▽

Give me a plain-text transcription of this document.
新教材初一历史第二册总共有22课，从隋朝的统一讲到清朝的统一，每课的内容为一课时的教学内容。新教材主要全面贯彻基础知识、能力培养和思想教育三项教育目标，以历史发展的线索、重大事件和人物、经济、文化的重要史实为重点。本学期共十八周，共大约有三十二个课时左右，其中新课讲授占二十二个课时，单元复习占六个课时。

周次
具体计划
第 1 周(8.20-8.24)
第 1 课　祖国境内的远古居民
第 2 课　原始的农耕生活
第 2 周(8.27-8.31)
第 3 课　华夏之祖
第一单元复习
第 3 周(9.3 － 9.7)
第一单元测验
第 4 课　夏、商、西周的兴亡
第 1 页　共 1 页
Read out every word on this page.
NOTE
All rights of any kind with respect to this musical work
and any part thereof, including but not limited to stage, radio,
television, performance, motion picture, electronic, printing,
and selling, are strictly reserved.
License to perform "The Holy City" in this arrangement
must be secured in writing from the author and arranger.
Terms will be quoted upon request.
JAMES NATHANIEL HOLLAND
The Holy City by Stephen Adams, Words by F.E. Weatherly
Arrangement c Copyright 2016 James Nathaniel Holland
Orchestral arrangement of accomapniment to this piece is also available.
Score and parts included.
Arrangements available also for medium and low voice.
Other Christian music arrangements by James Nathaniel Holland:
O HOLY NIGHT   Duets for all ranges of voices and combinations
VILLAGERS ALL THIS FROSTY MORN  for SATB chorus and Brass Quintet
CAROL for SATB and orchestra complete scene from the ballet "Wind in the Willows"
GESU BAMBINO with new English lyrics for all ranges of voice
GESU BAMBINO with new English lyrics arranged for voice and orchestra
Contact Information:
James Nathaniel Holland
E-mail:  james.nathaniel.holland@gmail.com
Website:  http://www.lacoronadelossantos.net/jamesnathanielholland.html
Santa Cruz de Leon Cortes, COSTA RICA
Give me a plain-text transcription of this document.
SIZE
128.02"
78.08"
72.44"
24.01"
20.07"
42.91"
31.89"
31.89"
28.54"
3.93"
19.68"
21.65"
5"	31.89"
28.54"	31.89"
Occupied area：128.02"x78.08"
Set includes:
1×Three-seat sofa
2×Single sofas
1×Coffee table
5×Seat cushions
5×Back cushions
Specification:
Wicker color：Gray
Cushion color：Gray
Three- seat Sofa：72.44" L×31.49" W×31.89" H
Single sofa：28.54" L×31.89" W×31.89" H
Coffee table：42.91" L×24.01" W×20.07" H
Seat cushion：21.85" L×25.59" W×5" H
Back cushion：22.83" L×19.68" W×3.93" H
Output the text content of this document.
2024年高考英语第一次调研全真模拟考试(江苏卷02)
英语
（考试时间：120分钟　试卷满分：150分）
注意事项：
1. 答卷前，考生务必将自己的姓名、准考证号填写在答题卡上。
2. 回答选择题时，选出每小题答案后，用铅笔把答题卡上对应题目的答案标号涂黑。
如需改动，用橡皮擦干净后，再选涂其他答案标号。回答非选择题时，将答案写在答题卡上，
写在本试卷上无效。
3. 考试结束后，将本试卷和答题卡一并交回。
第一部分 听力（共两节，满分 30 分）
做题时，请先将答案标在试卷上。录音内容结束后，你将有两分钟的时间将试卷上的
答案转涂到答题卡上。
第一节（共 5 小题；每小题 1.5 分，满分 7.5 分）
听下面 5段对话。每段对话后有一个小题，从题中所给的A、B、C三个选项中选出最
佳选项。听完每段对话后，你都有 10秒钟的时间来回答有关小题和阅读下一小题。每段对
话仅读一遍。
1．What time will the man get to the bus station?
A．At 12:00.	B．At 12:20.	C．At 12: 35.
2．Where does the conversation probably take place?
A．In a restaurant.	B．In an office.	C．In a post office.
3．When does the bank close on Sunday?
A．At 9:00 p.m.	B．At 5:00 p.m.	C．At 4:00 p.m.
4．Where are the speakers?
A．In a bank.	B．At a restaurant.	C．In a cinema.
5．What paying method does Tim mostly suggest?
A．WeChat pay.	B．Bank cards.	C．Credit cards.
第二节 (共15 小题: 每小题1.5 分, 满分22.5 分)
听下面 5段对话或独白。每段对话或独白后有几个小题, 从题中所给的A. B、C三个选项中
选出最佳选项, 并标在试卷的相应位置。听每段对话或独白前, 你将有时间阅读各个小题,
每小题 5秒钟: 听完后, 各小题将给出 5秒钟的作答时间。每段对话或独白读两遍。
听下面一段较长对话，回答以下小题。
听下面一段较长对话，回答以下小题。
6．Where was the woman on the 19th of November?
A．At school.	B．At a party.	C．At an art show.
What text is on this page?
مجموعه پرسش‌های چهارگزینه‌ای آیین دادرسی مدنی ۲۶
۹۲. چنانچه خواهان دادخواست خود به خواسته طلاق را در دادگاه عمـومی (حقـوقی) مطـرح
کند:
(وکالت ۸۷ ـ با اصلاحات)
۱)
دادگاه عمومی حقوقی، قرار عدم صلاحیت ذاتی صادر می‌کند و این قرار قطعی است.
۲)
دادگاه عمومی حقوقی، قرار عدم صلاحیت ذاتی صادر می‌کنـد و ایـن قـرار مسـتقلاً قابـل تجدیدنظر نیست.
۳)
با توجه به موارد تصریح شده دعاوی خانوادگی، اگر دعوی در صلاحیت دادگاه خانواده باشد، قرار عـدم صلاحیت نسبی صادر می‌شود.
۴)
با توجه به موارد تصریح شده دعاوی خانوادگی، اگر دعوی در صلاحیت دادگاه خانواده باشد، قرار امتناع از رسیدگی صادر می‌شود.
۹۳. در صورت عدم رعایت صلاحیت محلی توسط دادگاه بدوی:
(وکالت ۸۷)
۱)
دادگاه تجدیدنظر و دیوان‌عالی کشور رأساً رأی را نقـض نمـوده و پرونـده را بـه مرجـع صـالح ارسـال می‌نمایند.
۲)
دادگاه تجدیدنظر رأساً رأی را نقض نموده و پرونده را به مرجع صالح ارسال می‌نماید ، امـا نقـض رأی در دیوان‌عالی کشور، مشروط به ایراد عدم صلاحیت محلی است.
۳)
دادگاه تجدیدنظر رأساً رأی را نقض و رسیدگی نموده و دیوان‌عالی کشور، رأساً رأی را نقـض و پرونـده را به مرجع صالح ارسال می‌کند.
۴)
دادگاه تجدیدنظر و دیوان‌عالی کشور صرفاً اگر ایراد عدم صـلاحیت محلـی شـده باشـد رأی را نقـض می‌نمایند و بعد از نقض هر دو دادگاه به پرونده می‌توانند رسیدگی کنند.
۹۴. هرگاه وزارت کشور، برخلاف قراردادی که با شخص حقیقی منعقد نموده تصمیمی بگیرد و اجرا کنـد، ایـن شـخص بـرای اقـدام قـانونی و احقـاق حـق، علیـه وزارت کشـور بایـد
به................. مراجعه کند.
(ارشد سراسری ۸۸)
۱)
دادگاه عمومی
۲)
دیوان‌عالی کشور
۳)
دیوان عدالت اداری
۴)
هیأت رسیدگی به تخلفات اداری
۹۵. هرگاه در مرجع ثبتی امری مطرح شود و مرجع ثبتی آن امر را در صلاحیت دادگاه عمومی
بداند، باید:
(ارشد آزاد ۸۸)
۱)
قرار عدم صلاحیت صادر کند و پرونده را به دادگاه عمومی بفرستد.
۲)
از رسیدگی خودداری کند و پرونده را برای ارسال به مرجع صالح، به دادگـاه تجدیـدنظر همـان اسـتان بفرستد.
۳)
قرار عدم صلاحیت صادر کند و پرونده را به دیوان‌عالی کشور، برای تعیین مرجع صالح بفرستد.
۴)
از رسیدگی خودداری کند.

△

> **Exercise requirements**
Every line above should be retyped exactly as given.

> **Result**
Give me a plain-text transcription of this document.
新教材初一历史第二册总共有22课，从隋朝的统一讲到清朝的统一，每课的内容为一课时的教学内容。新教材主要全面贯彻基础知识、能力培养和思想教育三项教育目标，以历史发展的线索、重大事件和人物、经济、文化的重要史实为重点。本学期共十八周，共大约有三十二个课时左右，其中新课讲授占二十二个课时，单元复习占六个课时。

周次
具体计划
第 1 周(8.20-8.24)
第 1 课　祖国境内的远古居民
第 2 课　原始的农耕生活
第 2 周(8.27-8.31)
第 3 课　华夏之祖
第一单元复习
第 3 周(9.3 － 9.7)
第一单元测验
第 4 课　夏、商、西周的兴亡
第 1 页　共 1 页
Read out every word on this page.
NOTE
All rights of any kind with respect to this musical work
and any part thereof, including but not limited to stage, radio,
television, performance, motion picture, electronic, printing,
and selling, are strictly reserved.
License to perform "The Holy City" in this arrangement
must be secured in writing from the author and arranger.
Terms will be quoted upon request.
JAMES NATHANIEL HOLLAND
The Holy City by Stephen Adams, Words by F.E. Weatherly
Arrangement c Copyright 2016 James Nathaniel Holland
Orchestral arrangement of accomapniment to this piece is also available.
Score and parts included.
Arrangements available also for medium and low voice.
Other Christian music arrangements by James Nathaniel Holland:
O HOLY NIGHT   Duets for all ranges of voices and combinations
VILLAGERS ALL THIS FROSTY MORN  for SATB chorus and Brass Quintet
CAROL for SATB and orchestra complete scene from the ballet "Wind in the Willows"
GESU BAMBINO with new English lyrics for all ranges of voice
GESU BAMBINO with new English lyrics arranged for voice and orchestra
Contact Information:
James Nathaniel Holland
E-mail:  james.nathaniel.holland@gmail.com
Website:  http://www.lacoronadelossantos.net/jamesnathanielholland.html
Santa Cruz de Leon Cortes, COSTA RICA
Give me a plain-text transcription of this document.
SIZE
128.02"
78.08"
72.44"
24.01"
20.07"
42.91"
31.89"
31.89"
28.54"
3.93"
19.68"
21.65"
5"	31.89"
28.54"	31.89"
Occupied area：128.02"x78.08"
Set includes:
1×Three-seat sofa
2×Single sofas
1×Coffee table
5×Seat cushions
5×Back cushions
Specification:
Wicker color：Gray
Cushion color：Gray
Three- seat Sofa：72.44" L×31.49" W×31.89" H
Single sofa：28.54" L×31.89" W×31.89" H
Coffee table：42.91" L×24.01" W×20.07" H
Seat cushion：21.85" L×25.59" W×5" H
Back cushion：22.83" L×19.68" W×3.93" H
Output the text content of this document.
2024年高考英语第一次调研全真模拟考试(江苏卷02)
英语
（考试时间：120分钟　试卷满分：150分）
注意事项：
1. 答卷前，考生务必将自己的姓名、准考证号填写在答题卡上。
2. 回答选择题时，选出每小题答案后，用铅笔把答题卡上对应题目的答案标号涂黑。
如需改动，用橡皮擦干净后，再选涂其他答案标号。回答非选择题时，将答案写在答题卡上，
写在本试卷上无效。
3. 考试结束后，将本试卷和答题卡一并交回。
第一部分 听力（共两节，满分 30 分）
做题时，请先将答案标在试卷上。录音内容结束后，你将有两分钟的时间将试卷上的
答案转涂到答题卡上。
第一节（共 5 小题；每小题 1.5 分，满分 7.5 分）
听下面 5段对话。每段对话后有一个小题，从题中所给的A、B、C三个选项中选出最
佳选项。听完每段对话后，你都有 10秒钟的时间来回答有关小题和阅读下一小题。每段对
话仅读一遍。
1．What time will the man get to the bus station?
A．At 12:00.	B．At 12:20.	C．At 12: 35.
2．Where does the conversation probably take place?
A．In a restaurant.	B．In an office.	C．In a post office.
3．When does the bank close on Sunday?
A．At 9:00 p.m.	B．At 5:00 p.m.	C．At 4:00 p.m.
4．Where are the speakers?
A．In a bank.	B．At a restaurant.	C．In a cinema.
5．What paying method does Tim mostly suggest?
A．WeChat pay.	B．Bank cards.	C．Credit cards.
第二节 (共15 小题: 每小题1.5 分, 满分22.5 分)
听下面 5段对话或独白。每段对话或独白后有几个小题, 从题中所给的A. B、C三个选项中
选出最佳选项, 并标在试卷的相应位置。听每段对话或独白前, 你将有时间阅读各个小题,
每小题 5秒钟: 听完后, 各小题将给出 5秒钟的作答时间。每段对话或独白读两遍。
听下面一段较长对话，回答以下小题。
听下面一段较长对话，回答以下小题。
6．Where was the woman on the 19th of November?
A．At school.	B．At a party.	C．At an art show.
What text is on this page?
مجموعه پرسش‌های چهارگزینه‌ای آیین دادرسی مدنی ۲۶
۹۲. چنانچه خواهان دادخواست خود به خواسته طلاق را در دادگاه عمـومی (حقـوقی) مطـرح
کند:
(وکالت ۸۷ ـ با اصلاحات)
۱)
دادگاه عمومی حقوقی، قرار عدم صلاحیت ذاتی صادر می‌کند و این قرار قطعی است.
۲)
دادگاه عمومی حقوقی، قرار عدم صلاحیت ذاتی صادر می‌کنـد و ایـن قـرار مسـتقلاً قابـل تجدیدنظر نیست.
۳)
با توجه به موارد تصریح شده دعاوی خانوادگی، اگر دعوی در صلاحیت دادگاه خانواده باشد، قرار عـدم صلاحیت نسبی صادر می‌شود.
۴)
با توجه به موارد تصریح شده دعاوی خانوادگی، اگر دعوی در صلاحیت دادگاه خانواده باشد، قرار امتناع از رسیدگی صادر می‌شود.
۹۳. در صورت عدم رعایت صلاحیت محلی توسط دادگاه بدوی:
(وکالت ۸۷)
۱)
دادگاه تجدیدنظر و دیوان‌عالی کشور رأساً رأی را نقـض نمـوده و پرونـده را بـه مرجـع صـالح ارسـال می‌نمایند.
۲)
دادگاه تجدیدنظر رأساً رأی را نقض نموده و پرونده را به مرجع صالح ارسال می‌نماید ، امـا نقـض رأی در دیوان‌عالی کشور، مشروط به ایراد عدم صلاحیت محلی است.
۳)
دادگاه تجدیدنظر رأساً رأی را نقض و رسیدگی نموده و دیوان‌عالی کشور، رأساً رأی را نقـض و پرونـده را به مرجع صالح ارسال می‌کند.
۴)
دادگاه تجدیدنظر و دیوان‌عالی کشور صرفاً اگر ایراد عدم صـلاحیت محلـی شـده باشـد رأی را نقـض می‌نمایند و بعد از نقض هر دو دادگاه به پرونده می‌توانند رسیدگی کنند.
۹۴. هرگاه وزارت کشور، برخلاف قراردادی که با شخص حقیقی منعقد نموده تصمیمی بگیرد و اجرا کنـد، ایـن شـخص بـرای اقـدام قـانونی و احقـاق حـق، علیـه وزارت کشـور بایـد
به................. مراجعه کند.
(ارشد سراسری ۸۸)
۱)
دادگاه عمومی
۲)
دیوان‌عالی کشور
۳)
دیوان عدالت اداری
۴)
هیأت رسیدگی به تخلفات اداری
۹۵. هرگاه در مرجع ثبتی امری مطرح شود و مرجع ثبتی آن امر را در صلاحیت دادگاه عمومی
بداند، باید:
(ارشد آزاد ۸۸)
۱)
قرار عدم صلاحیت صادر کند و پرونده را به دادگاه عمومی بفرستد.
۲)
از رسیدگی خودداری کند و پرونده را برای ارسال به مرجع صالح، به دادگـاه تجدیـدنظر همـان اسـتان بفرستد.
۳)
قرار عدم صلاحیت صادر کند و پرونده را به دیوان‌عالی کشور، برای تعیین مرجع صالح بفرستد.
۴)
از رسیدگی خودداری کند.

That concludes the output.